**WHAT IS REQUIRED:**
Send each entry back exactly as given, pictures excluded.

**LISTED RECORDS:**

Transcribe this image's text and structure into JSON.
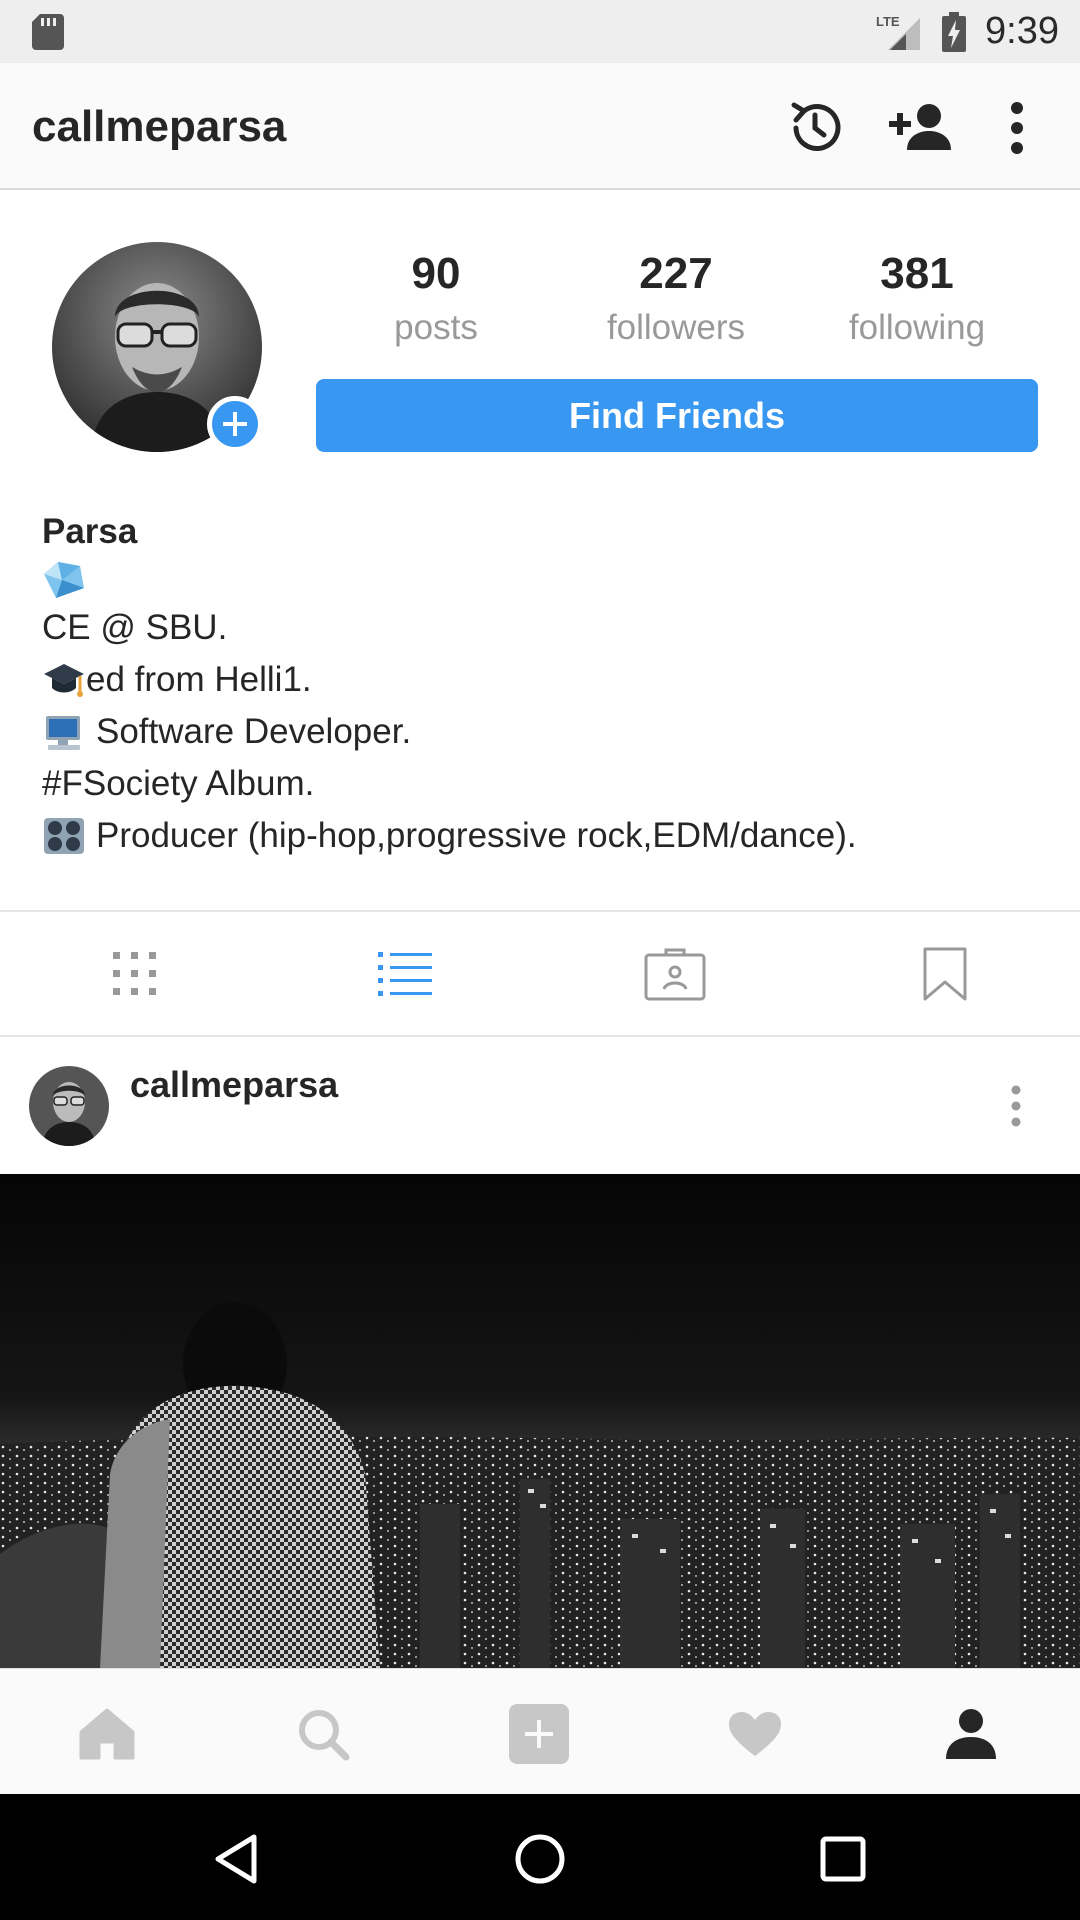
{
  "status_bar": {
    "network": "LTE",
    "time": "9:39"
  },
  "header": {
    "username": "callmeparsa",
    "icons": [
      "history-icon",
      "add-person-icon",
      "more-vertical-icon"
    ]
  },
  "profile": {
    "stats": [
      {
        "value": "90",
        "label": "posts"
      },
      {
        "value": "227",
        "label": "followers"
      },
      {
        "value": "381",
        "label": "following"
      }
    ],
    "find_friends_label": "Find Friends",
    "accent_color": "#3897f0"
  },
  "bio": {
    "name": "Parsa",
    "lines": [
      {
        "emoji": "diamond-emoji",
        "text": ""
      },
      {
        "emoji": "",
        "text": "CE @ SBU."
      },
      {
        "emoji": "graduation-cap-emoji",
        "text": "ed from Helli1."
      },
      {
        "emoji": "computer-emoji",
        "text": " Software Developer."
      },
      {
        "emoji": "",
        "text": "#FSociety Album."
      },
      {
        "emoji": "control-knobs-emoji",
        "text": " Producer (hip-hop,progressive rock,EDM/dance)."
      }
    ]
  },
  "tabs": [
    {
      "name": "grid-icon",
      "active": false
    },
    {
      "name": "list-icon",
      "active": true
    },
    {
      "name": "tagged-icon",
      "active": false
    },
    {
      "name": "saved-icon",
      "active": false
    }
  ],
  "post": {
    "username": "callmeparsa"
  },
  "bottom_nav": [
    "home-icon",
    "search-icon",
    "new-post-icon",
    "activity-heart-icon",
    "profile-icon"
  ],
  "system_nav": [
    "back-icon",
    "home-circle-icon",
    "recents-icon"
  ]
}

**TASK RESPONSE:**
Transcribe this image's text and structure into JSON.
{
  "status_bar": {
    "network": "LTE",
    "time": "9:39"
  },
  "header": {
    "username": "callmeparsa",
    "icons": [
      "history-icon",
      "add-person-icon",
      "more-vertical-icon"
    ]
  },
  "profile": {
    "stats": [
      {
        "value": "90",
        "label": "posts"
      },
      {
        "value": "227",
        "label": "followers"
      },
      {
        "value": "381",
        "label": "following"
      }
    ],
    "find_friends_label": "Find Friends",
    "accent_color": "#3897f0"
  },
  "bio": {
    "name": "Parsa",
    "lines": [
      {
        "emoji": "diamond-emoji",
        "text": ""
      },
      {
        "emoji": "",
        "text": "CE @ SBU."
      },
      {
        "emoji": "graduation-cap-emoji",
        "text": "ed from Helli1."
      },
      {
        "emoji": "computer-emoji",
        "text": " Software Developer."
      },
      {
        "emoji": "",
        "text": "#FSociety Album."
      },
      {
        "emoji": "control-knobs-emoji",
        "text": " Producer (hip-hop,progressive rock,EDM/dance)."
      }
    ]
  },
  "tabs": [
    {
      "name": "grid-icon",
      "active": false
    },
    {
      "name": "list-icon",
      "active": true
    },
    {
      "name": "tagged-icon",
      "active": false
    },
    {
      "name": "saved-icon",
      "active": false
    }
  ],
  "post": {
    "username": "callmeparsa"
  },
  "bottom_nav": [
    "home-icon",
    "search-icon",
    "new-post-icon",
    "activity-heart-icon",
    "profile-icon"
  ],
  "system_nav": [
    "back-icon",
    "home-circle-icon",
    "recents-icon"
  ]
}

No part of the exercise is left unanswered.